===== RECORDED INFORMATION

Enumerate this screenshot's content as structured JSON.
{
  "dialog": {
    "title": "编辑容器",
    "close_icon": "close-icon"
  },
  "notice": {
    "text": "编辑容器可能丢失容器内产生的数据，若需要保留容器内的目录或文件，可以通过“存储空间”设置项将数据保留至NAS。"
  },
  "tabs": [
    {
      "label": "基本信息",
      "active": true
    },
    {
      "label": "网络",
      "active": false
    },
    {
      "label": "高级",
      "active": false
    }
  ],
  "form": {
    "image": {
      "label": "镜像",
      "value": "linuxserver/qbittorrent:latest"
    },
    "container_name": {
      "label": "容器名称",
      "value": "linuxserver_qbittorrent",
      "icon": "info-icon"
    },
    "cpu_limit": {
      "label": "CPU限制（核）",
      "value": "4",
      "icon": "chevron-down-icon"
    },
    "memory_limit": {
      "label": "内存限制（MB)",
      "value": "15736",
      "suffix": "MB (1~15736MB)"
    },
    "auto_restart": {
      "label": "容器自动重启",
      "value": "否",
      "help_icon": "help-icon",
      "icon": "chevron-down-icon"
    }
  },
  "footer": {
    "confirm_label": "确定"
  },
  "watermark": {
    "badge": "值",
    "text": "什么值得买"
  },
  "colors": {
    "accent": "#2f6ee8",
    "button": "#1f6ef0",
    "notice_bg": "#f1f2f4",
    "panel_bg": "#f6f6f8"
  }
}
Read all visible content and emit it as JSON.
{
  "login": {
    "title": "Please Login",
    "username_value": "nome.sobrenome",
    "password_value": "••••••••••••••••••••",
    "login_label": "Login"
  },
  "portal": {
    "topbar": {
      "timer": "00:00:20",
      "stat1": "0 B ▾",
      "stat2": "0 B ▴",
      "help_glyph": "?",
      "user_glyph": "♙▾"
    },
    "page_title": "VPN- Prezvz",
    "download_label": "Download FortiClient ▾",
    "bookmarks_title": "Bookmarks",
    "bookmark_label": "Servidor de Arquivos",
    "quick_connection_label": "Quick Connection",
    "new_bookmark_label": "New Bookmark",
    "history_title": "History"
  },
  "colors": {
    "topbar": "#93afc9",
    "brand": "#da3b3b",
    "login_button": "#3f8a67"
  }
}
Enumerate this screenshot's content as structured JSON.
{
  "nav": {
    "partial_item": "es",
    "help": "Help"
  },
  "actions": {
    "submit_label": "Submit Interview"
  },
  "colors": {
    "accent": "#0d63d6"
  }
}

==========

- [WHAT NEEDS TO BE DONE] Transcribe every entry word for word.

- [FINAL RESULT]
Enumerate this screenshot's content as structured JSON.
{
  "dialog": {
    "title": "编辑容器",
    "close_icon": "close-icon"
  },
  "notice": {
    "text": "编辑容器可能丢失容器内产生的数据，若需要保留容器内的目录或文件，可以通过“存储空间”设置项将数据保留至NAS。"
  },
  "tabs": [
    {
      "label": "基本信息",
      "active": true
    },
    {
      "label": "网络",
      "active": false
    },
    {
      "label": "高级",
      "active": false
    }
  ],
  "form": {
    "image": {
      "label": "镜像",
      "value": "linuxserver/qbittorrent:latest"
    },
    "container_name": {
      "label": "容器名称",
      "value": "linuxserver_qbittorrent",
      "icon": "info-icon"
    },
    "cpu_limit": {
      "label": "CPU限制（核）",
      "value": "4",
      "icon": "chevron-down-icon"
    },
    "memory_limit": {
      "label": "内存限制（MB)",
      "value": "15736",
      "suffix": "MB (1~15736MB)"
    },
    "auto_restart": {
      "label": "容器自动重启",
      "value": "否",
      "help_icon": "help-icon",
      "icon": "chevron-down-icon"
    }
  },
  "footer": {
    "confirm_label": "确定"
  },
  "watermark": {
    "badge": "值",
    "text": "什么值得买"
  },
  "colors": {
    "accent": "#2f6ee8",
    "button": "#1f6ef0",
    "notice_bg": "#f1f2f4",
    "panel_bg": "#f6f6f8"
  }
}
Read all visible content and emit it as JSON.
{
  "login": {
    "title": "Please Login",
    "username_value": "nome.sobrenome",
    "password_value": "••••••••••••••••••••",
    "login_label": "Login"
  },
  "portal": {
    "topbar": {
      "timer": "00:00:20",
      "stat1": "0 B ▾",
      "stat2": "0 B ▴",
      "help_glyph": "?",
      "user_glyph": "♙▾"
    },
    "page_title": "VPN- Prezvz",
    "download_label": "Download FortiClient ▾",
    "bookmarks_title": "Bookmarks",
    "bookmark_label": "Servidor de Arquivos",
    "quick_connection_label": "Quick Connection",
    "new_bookmark_label": "New Bookmark",
    "history_title": "History"
  },
  "colors": {
    "topbar": "#93afc9",
    "brand": "#da3b3b",
    "login_button": "#3f8a67"
  }
}
Enumerate this screenshot's content as structured JSON.
{
  "nav": {
    "partial_item": "es",
    "help": "Help"
  },
  "actions": {
    "submit_label": "Submit Interview"
  },
  "colors": {
    "accent": "#0d63d6"
  }
}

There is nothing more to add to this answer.